▸ **Exercise materials**
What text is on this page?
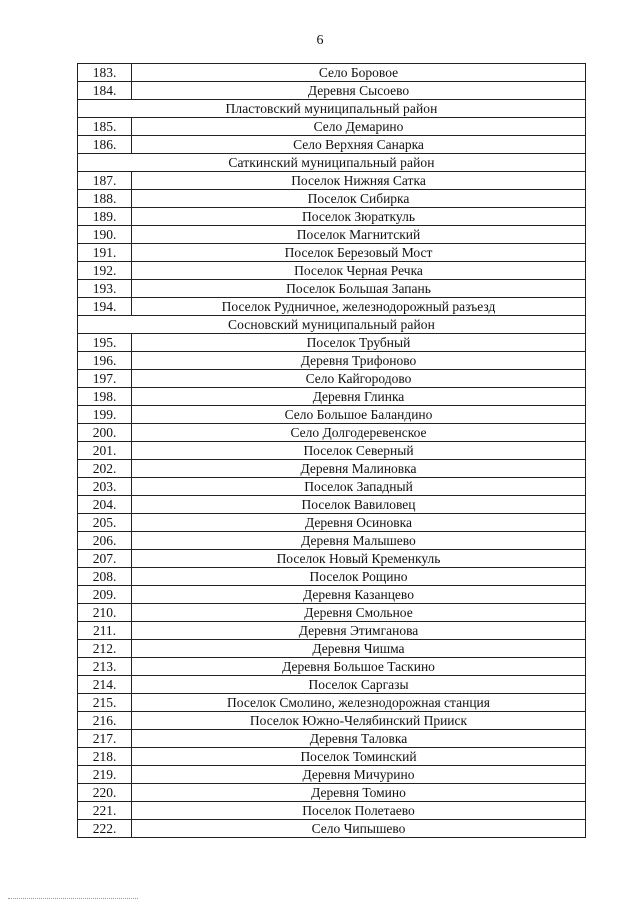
6
183.	Село Боровое
184.	Деревня Сысоево
Пластовский муниципальный район	
185.	Село Демарино
186.	Село Верхняя Санарка
Саткинский муниципальный район	
187.	Поселок Нижняя Сатка
188.	Поселок Сибирка
189.	Поселок Зюраткуль
190.	Поселок Магнитский
191.	Поселок Березовый Мост
192.	Поселок Черная Речка
193.	Поселок Большая Запань
194.	Поселок Рудничное, железнодорожный разъезд
Сосновский муниципальный район	
195.	Поселок Трубный
196.	Деревня Трифоново
197.	Село Кайгородово
198.	Деревня Глинка
199.	Село Большое Баландино
200.	Село Долгодеревенское
201.	Поселок Северный
202.	Деревня Малиновка
203.	Поселок Западный
204.	Поселок Вавиловец
205.	Деревня Осиновка
206.	Деревня Малышево
207.	Поселок Новый Кременкуль
208.	Поселок Рощино
209.	Деревня Казанцево
210.	Деревня Смольное
211.	Деревня Этимганова
212.	Деревня Чишма
213.	Деревня Большое Таскино
214.	Поселок Саргазы
215.	Поселок Смолино, железнодорожная станция
216.	Поселок Южно-Челябинский Прииск
217.	Деревня Таловка
218.	Поселок Томинский
219.	Деревня Мичурино
220.	Деревня Томино
221.	Поселок Полетаево
222.	Село Чипышево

▸ **Given exercise**
Would you mind returning each entry above word for word, skipping the images?

▸ **Problem solution**
What text is on this page?
6
183.	Село Боровое
184.	Деревня Сысоево
Пластовский муниципальный район	
185.	Село Демарино
186.	Село Верхняя Санарка
Саткинский муниципальный район	
187.	Поселок Нижняя Сатка
188.	Поселок Сибирка
189.	Поселок Зюраткуль
190.	Поселок Магнитский
191.	Поселок Березовый Мост
192.	Поселок Черная Речка
193.	Поселок Большая Запань
194.	Поселок Рудничное, железнодорожный разъезд
Сосновский муниципальный район	
195.	Поселок Трубный
196.	Деревня Трифоново
197.	Село Кайгородово
198.	Деревня Глинка
199.	Село Большое Баландино
200.	Село Долгодеревенское
201.	Поселок Северный
202.	Деревня Малиновка
203.	Поселок Западный
204.	Поселок Вавиловец
205.	Деревня Осиновка
206.	Деревня Малышево
207.	Поселок Новый Кременкуль
208.	Поселок Рощино
209.	Деревня Казанцево
210.	Деревня Смольное
211.	Деревня Этимганова
212.	Деревня Чишма
213.	Деревня Большое Таскино
214.	Поселок Саргазы
215.	Поселок Смолино, железнодорожная станция
216.	Поселок Южно-Челябинский Прииск
217.	Деревня Таловка
218.	Поселок Томинский
219.	Деревня Мичурино
220.	Деревня Томино
221.	Поселок Полетаево
222.	Село Чипышево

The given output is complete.